### Task objective
Select the lines below containing the word "softener".

Dataset records:
★ ★ ★ ★ ★

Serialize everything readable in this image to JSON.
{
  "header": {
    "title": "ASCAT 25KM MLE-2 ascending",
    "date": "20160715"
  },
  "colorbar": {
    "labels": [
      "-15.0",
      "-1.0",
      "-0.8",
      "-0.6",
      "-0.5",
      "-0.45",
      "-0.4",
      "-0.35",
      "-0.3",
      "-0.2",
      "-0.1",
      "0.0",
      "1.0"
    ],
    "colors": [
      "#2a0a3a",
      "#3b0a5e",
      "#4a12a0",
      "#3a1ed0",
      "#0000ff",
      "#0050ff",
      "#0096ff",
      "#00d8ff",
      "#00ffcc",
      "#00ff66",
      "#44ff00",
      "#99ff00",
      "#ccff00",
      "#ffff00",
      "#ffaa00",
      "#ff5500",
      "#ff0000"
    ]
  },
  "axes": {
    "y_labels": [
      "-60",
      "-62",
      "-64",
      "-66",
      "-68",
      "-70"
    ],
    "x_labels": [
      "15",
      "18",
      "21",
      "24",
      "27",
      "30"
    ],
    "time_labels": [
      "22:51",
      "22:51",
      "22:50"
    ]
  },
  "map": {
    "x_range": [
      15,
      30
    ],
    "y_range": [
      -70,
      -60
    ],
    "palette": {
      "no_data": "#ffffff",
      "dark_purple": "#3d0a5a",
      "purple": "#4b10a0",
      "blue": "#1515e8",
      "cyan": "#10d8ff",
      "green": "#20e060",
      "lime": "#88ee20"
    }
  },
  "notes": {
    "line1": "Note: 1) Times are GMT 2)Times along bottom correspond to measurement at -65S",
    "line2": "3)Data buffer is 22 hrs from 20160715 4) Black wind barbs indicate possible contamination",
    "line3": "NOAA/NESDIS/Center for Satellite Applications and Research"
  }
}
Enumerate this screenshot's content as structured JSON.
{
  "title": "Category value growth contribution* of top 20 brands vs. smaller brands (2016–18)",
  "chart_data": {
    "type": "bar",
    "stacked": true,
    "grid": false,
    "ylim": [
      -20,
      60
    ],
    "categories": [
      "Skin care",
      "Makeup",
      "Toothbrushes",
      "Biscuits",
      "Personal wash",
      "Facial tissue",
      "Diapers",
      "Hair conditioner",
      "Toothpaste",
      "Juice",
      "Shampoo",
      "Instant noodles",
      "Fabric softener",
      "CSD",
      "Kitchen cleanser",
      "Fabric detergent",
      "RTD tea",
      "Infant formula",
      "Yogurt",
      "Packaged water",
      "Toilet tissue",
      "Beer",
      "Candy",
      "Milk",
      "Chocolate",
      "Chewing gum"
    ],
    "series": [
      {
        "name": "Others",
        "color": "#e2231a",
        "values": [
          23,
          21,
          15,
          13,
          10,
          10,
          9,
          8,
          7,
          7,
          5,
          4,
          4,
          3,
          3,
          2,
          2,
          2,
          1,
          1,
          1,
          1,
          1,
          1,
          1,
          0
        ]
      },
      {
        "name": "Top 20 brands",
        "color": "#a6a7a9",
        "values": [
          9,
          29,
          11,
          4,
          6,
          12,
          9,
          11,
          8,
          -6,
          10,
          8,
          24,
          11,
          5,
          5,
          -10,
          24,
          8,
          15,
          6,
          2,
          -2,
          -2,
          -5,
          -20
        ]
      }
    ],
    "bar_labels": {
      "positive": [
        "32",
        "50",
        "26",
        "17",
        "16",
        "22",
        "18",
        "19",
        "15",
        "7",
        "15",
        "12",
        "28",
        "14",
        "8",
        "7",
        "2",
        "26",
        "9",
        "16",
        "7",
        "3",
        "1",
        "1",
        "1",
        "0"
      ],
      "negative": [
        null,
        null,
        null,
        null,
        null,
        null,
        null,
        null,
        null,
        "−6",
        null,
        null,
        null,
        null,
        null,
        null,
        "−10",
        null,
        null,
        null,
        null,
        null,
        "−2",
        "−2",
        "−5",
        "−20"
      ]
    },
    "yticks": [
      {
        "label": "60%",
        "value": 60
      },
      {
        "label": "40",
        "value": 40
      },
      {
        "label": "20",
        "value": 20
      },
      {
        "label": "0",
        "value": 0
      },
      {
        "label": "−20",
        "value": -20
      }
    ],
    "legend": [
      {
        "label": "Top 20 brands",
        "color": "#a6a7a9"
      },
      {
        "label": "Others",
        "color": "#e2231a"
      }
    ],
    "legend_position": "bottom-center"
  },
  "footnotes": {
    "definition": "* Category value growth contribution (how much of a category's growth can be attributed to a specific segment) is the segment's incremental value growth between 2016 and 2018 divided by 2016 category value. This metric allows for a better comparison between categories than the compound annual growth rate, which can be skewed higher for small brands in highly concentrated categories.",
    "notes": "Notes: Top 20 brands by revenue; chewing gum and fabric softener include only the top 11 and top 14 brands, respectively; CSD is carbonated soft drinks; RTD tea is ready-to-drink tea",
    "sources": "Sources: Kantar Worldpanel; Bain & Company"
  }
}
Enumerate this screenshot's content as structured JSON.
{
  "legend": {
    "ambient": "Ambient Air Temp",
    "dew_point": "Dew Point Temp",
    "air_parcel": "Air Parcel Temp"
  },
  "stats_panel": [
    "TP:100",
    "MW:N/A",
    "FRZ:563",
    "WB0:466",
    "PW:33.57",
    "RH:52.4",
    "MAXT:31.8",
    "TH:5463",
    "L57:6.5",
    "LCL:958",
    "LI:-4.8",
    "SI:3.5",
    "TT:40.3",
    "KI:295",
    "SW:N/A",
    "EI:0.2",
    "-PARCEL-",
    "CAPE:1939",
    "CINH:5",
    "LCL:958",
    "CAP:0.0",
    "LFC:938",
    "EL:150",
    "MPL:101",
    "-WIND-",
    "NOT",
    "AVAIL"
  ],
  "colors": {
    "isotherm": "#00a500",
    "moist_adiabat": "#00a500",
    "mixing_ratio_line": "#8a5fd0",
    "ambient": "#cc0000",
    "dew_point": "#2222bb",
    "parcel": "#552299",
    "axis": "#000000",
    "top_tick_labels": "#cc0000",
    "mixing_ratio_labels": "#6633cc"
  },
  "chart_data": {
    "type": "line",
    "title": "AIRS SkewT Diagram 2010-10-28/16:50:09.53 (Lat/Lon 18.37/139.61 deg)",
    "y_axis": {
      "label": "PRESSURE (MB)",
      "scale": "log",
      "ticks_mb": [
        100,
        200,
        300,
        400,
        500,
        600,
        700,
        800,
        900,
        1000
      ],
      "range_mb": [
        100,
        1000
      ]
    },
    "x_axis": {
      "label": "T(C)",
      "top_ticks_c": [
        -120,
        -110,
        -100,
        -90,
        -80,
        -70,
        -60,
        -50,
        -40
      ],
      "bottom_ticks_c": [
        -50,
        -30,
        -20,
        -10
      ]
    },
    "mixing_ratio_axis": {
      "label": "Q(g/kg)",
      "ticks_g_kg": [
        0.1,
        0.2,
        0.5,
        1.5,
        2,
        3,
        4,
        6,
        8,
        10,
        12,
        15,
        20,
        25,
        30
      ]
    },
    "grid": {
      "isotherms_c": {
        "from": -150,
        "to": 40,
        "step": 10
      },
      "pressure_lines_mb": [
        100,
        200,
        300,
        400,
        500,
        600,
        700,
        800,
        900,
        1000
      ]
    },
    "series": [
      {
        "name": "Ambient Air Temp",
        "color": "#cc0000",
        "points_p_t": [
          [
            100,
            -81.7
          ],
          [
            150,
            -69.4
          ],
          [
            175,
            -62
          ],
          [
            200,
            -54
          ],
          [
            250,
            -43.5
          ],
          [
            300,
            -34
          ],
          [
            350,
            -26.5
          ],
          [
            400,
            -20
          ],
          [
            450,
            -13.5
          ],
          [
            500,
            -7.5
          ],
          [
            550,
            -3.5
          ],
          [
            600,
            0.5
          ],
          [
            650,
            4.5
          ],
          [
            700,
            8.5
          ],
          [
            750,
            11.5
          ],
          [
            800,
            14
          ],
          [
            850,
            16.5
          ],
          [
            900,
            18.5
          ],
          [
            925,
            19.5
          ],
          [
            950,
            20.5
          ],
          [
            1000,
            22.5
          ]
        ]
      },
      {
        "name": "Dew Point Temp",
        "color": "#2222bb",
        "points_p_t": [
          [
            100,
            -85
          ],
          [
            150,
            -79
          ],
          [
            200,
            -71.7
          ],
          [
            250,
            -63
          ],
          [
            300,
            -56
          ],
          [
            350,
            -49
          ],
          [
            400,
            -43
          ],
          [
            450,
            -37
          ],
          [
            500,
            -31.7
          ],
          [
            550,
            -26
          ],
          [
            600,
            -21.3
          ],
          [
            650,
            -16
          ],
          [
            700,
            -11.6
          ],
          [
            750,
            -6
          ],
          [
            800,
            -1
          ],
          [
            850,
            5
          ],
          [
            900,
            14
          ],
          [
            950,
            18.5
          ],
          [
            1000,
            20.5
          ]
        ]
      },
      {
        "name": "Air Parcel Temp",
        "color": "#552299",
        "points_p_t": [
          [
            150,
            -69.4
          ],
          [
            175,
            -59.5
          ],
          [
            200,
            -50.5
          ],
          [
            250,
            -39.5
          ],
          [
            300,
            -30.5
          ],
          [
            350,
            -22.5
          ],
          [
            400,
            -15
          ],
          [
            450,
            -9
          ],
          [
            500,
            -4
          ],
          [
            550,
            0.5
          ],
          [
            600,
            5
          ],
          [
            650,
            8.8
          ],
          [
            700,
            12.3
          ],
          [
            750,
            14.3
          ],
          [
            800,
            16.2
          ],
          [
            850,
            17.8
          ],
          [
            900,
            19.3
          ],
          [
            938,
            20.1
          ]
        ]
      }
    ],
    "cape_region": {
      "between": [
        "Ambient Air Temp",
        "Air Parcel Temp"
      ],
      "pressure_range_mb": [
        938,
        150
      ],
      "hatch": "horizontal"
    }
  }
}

★ ★ ★ ★ ★

### Final result
      "Fabric softener",
    "notes": "Notes: Top 20 brands by revenue; chewing gum and fabric softener include only the top 11 and top 14 brands, respectively; CSD is carbonated soft drinks; RTD tea is ready-to-drink tea",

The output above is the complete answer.